_The problem_
Write the next few sentences of the passage on mycotoxin levels in cereals and cereal-based products, picking up after its final sentence.

_Passage provided_
The two-way ANOVA, employed within this research in order to investigate into the statistical significance of differences in the amounts of mycotoxins found in unprocessed cereals as compared to final products coming from the same type of cereal as well as in order to investigate into the relevance of agricultural practices for the amount of mycotoxins present in cereals and cereal-based products, revealed a significant difference in DON and ZEN presence in unprocessed cereals as compared to final products coming from these cereals. The above applies to unprocessed maize, maize meal and maize flour as well as to wheat, in which a significantly higher DON content was found as compared to that in wheat flour. As concerns the agricultural practices, no statistically significant differences in mycotoxin contents found in unprocessed cereals or cereal-based products of both types were established (p > 0.05). Significantly higher DON and ZEN concentrations found in unprocessed cereals as compared to the final products are all in line with literature data on the impact of mitigation techniques on the mean mycotoxin content. Namely, physical removal techniques such as manual sorting of grains done by farmers or automated sorting carried out in industrial settings can significantly lower the mean mycotoxin content. Further processing of crops, such as milling, steeping and extrusion, can also reduce the mycotoxin content (Karlovsky et al. 2016).

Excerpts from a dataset
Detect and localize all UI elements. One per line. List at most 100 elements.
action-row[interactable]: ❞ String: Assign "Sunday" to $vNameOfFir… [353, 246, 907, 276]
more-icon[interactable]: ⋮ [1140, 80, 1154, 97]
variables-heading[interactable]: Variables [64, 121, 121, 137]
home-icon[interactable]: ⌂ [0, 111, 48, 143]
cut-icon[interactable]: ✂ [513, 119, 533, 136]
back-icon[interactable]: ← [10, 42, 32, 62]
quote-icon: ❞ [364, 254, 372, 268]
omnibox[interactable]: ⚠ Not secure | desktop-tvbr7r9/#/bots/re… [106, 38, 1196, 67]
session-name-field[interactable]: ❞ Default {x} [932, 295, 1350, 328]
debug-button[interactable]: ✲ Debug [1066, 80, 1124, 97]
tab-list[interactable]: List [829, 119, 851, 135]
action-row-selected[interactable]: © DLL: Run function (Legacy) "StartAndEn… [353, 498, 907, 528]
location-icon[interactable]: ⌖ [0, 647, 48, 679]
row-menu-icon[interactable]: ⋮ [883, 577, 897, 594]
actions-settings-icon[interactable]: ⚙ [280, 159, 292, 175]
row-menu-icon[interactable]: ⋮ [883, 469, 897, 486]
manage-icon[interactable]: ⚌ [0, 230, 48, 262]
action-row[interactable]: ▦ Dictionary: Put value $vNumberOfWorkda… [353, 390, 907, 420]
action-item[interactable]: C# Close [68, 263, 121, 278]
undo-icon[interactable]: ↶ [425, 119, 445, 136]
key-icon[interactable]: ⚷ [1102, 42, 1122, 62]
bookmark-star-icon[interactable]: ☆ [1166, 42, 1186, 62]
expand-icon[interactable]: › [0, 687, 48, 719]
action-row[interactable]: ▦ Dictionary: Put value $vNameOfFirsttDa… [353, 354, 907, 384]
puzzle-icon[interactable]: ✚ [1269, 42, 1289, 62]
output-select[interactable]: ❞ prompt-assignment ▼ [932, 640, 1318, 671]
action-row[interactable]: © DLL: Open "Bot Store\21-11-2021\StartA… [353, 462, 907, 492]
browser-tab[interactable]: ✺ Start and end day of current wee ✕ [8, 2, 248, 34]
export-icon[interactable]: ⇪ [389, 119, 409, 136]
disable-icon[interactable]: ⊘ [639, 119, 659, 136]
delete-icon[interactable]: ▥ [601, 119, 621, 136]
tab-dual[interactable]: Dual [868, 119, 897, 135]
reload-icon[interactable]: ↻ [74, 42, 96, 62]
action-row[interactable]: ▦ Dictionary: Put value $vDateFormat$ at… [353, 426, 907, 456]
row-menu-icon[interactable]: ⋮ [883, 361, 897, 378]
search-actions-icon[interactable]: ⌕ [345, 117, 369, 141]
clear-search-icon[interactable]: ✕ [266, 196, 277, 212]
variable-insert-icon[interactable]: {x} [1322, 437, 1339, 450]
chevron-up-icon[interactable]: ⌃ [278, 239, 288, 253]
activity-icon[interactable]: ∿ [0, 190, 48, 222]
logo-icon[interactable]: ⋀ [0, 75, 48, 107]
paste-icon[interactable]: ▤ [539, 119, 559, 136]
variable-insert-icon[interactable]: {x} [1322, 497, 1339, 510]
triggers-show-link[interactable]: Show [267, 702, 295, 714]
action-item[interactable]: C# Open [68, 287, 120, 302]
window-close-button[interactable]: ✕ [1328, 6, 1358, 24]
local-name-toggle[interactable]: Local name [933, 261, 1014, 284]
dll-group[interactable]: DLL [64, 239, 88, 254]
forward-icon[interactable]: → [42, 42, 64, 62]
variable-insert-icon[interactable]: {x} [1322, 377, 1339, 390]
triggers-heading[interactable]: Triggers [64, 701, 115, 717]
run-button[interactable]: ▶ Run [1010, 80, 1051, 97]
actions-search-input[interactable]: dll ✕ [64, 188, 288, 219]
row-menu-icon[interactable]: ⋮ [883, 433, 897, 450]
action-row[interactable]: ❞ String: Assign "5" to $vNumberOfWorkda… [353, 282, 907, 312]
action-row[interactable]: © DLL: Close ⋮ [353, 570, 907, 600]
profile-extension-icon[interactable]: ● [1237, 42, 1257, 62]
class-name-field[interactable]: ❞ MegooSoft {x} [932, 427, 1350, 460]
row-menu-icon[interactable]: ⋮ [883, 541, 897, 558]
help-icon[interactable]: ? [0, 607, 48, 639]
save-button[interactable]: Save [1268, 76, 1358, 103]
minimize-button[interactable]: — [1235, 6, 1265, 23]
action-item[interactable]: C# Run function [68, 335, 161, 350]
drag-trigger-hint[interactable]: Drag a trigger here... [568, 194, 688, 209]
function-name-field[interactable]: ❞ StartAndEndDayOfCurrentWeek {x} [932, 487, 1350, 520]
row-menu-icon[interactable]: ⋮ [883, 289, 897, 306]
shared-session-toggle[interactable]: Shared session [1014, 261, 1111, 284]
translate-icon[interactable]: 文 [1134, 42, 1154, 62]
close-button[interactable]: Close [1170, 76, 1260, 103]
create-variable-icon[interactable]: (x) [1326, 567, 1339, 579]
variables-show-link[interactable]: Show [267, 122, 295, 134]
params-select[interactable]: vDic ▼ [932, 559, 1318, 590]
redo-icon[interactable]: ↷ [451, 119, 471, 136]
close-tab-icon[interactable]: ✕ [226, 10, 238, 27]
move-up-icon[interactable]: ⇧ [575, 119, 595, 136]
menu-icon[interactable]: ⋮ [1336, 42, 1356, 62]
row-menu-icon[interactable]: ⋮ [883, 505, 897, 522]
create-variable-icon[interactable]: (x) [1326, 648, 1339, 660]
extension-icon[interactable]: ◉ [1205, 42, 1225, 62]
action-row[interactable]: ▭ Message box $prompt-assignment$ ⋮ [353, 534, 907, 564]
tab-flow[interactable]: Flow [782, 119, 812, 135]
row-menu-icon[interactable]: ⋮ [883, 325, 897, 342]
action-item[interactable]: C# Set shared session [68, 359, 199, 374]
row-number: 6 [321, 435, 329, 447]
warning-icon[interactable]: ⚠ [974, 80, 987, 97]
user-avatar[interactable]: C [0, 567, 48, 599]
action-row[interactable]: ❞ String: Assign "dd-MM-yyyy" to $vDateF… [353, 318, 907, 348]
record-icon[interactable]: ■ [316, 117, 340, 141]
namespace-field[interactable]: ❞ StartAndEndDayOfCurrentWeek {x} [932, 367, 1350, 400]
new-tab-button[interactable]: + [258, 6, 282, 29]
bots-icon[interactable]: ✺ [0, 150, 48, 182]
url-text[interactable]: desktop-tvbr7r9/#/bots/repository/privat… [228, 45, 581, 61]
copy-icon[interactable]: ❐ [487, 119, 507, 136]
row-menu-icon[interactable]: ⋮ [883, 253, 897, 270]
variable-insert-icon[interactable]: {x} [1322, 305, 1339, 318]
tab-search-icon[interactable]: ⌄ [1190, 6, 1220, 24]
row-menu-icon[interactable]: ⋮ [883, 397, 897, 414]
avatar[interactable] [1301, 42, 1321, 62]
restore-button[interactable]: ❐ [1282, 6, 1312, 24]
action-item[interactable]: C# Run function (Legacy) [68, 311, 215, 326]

_Written answer_
In general, significant differences in contents of all mycotoxins investigated under this study between organically and conventionally cultivated cereals and cereal products were not observed. Mycotoxin levels potentially hazardous for human health were not evidenced either among organic or conventional cereal and cereal product samples. However, levels higher than defined by the legislation were determined in a few cereal samples; should they be consumed in an insufficiently processed form and in a continuous manner, they might pose as a human health hazard. Results of the research conducted in Croatia are in line with the conclusions of Brodal et al. (2016), who claimed no significant differences in mycotoxin contents found in organic as compared to conventional cereals and cereal products, and who were of the opinion that other factors, such as weather conditions, cropping year, cropping location, crop rotation, tillage and the choice of cultivars may have a more profound influence on mycotoxin levels than the type of cultivation. The authors pointed out that despite of fungicide non-use, organic cultivation practice generally appears to be able to maintain mycotoxin contamination at low levels and that the contamination with mycotoxins is similarly widespread across organically and conventionally cultivated cereals.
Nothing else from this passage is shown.